Work to do -
Extract the full set of records, then give each one again exactly.

Raw data -
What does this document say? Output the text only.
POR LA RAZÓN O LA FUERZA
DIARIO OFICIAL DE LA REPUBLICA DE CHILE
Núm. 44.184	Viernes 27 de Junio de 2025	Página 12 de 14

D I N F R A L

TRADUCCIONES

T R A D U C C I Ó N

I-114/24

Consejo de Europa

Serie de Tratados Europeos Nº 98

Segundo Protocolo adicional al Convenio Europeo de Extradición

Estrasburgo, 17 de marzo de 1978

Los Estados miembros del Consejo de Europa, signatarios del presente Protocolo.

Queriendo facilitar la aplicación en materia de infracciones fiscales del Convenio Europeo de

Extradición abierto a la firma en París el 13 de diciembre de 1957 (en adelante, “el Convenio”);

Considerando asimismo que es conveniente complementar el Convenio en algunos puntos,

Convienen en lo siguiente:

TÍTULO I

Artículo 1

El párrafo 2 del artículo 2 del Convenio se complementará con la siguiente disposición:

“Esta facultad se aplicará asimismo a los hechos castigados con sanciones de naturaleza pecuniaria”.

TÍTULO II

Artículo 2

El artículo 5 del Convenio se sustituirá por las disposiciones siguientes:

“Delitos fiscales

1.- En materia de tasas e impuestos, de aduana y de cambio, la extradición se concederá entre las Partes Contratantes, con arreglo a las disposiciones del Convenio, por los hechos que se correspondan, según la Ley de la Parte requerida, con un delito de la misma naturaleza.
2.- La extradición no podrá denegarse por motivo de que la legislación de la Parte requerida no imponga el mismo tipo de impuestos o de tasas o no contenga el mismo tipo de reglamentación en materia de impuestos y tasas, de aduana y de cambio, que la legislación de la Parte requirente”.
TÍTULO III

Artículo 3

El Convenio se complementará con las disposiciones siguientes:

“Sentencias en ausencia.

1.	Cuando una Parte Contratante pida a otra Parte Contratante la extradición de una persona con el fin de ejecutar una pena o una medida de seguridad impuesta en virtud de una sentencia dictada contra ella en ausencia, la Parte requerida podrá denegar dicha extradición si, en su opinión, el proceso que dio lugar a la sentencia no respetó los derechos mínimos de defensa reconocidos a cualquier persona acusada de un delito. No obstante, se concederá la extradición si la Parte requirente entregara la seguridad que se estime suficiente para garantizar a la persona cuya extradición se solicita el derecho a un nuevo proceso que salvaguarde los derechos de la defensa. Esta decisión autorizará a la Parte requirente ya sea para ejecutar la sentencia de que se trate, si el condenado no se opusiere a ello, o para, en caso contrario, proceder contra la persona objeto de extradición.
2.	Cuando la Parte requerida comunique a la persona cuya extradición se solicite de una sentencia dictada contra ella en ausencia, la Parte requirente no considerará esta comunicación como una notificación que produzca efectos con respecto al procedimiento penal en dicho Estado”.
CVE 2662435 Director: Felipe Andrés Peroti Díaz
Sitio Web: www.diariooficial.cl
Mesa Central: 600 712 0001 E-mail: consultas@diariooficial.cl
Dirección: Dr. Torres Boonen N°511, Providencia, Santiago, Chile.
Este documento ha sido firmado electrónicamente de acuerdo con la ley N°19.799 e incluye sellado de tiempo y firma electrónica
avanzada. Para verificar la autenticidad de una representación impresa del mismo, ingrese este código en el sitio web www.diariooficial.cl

Worked answer -
What does this document say? Output the text only.
POR LA RAZÓN O LA FUERZA
DIARIO OFICIAL DE LA REPUBLICA DE CHILE
Núm. 44.184	Viernes 27 de Junio de 2025	Página 12 de 14

D I N F R A L

TRADUCCIONES

T R A D U C C I Ó N

I-114/24

Consejo de Europa

Serie de Tratados Europeos Nº 98

Segundo Protocolo adicional al Convenio Europeo de Extradición

Estrasburgo, 17 de marzo de 1978

Los Estados miembros del Consejo de Europa, signatarios del presente Protocolo.

Queriendo facilitar la aplicación en materia de infracciones fiscales del Convenio Europeo de

Extradición abierto a la firma en París el 13 de diciembre de 1957 (en adelante, “el Convenio”);

Considerando asimismo que es conveniente complementar el Convenio en algunos puntos,

Convienen en lo siguiente:

TÍTULO I

Artículo 1

El párrafo 2 del artículo 2 del Convenio se complementará con la siguiente disposición:

“Esta facultad se aplicará asimismo a los hechos castigados con sanciones de naturaleza pecuniaria”.

TÍTULO II

Artículo 2

El artículo 5 del Convenio se sustituirá por las disposiciones siguientes:

“Delitos fiscales

1.- En materia de tasas e impuestos, de aduana y de cambio, la extradición se concederá entre las Partes Contratantes, con arreglo a las disposiciones del Convenio, por los hechos que se correspondan, según la Ley de la Parte requerida, con un delito de la misma naturaleza.
2.- La extradición no podrá denegarse por motivo de que la legislación de la Parte requerida no imponga el mismo tipo de impuestos o de tasas o no contenga el mismo tipo de reglamentación en materia de impuestos y tasas, de aduana y de cambio, que la legislación de la Parte requirente”.
TÍTULO III

Artículo 3

El Convenio se complementará con las disposiciones siguientes:

“Sentencias en ausencia.

1.	Cuando una Parte Contratante pida a otra Parte Contratante la extradición de una persona con el fin de ejecutar una pena o una medida de seguridad impuesta en virtud de una sentencia dictada contra ella en ausencia, la Parte requerida podrá denegar dicha extradición si, en su opinión, el proceso que dio lugar a la sentencia no respetó los derechos mínimos de defensa reconocidos a cualquier persona acusada de un delito. No obstante, se concederá la extradición si la Parte requirente entregara la seguridad que se estime suficiente para garantizar a la persona cuya extradición se solicita el derecho a un nuevo proceso que salvaguarde los derechos de la defensa. Esta decisión autorizará a la Parte requirente ya sea para ejecutar la sentencia de que se trate, si el condenado no se opusiere a ello, o para, en caso contrario, proceder contra la persona objeto de extradición.
2.	Cuando la Parte requerida comunique a la persona cuya extradición se solicite de una sentencia dictada contra ella en ausencia, la Parte requirente no considerará esta comunicación como una notificación que produzca efectos con respecto al procedimiento penal en dicho Estado”.
CVE 2662435 Director: Felipe Andrés Peroti Díaz
Sitio Web: www.diariooficial.cl
Mesa Central: 600 712 0001 E-mail: consultas@diariooficial.cl
Dirección: Dr. Torres Boonen N°511, Providencia, Santiago, Chile.
Este documento ha sido firmado electrónicamente de acuerdo con la ley N°19.799 e incluye sellado de tiempo y firma electrónica
avanzada. Para verificar la autenticidad de una representación impresa del mismo, ingrese este código en el sitio web www.diariooficial.cl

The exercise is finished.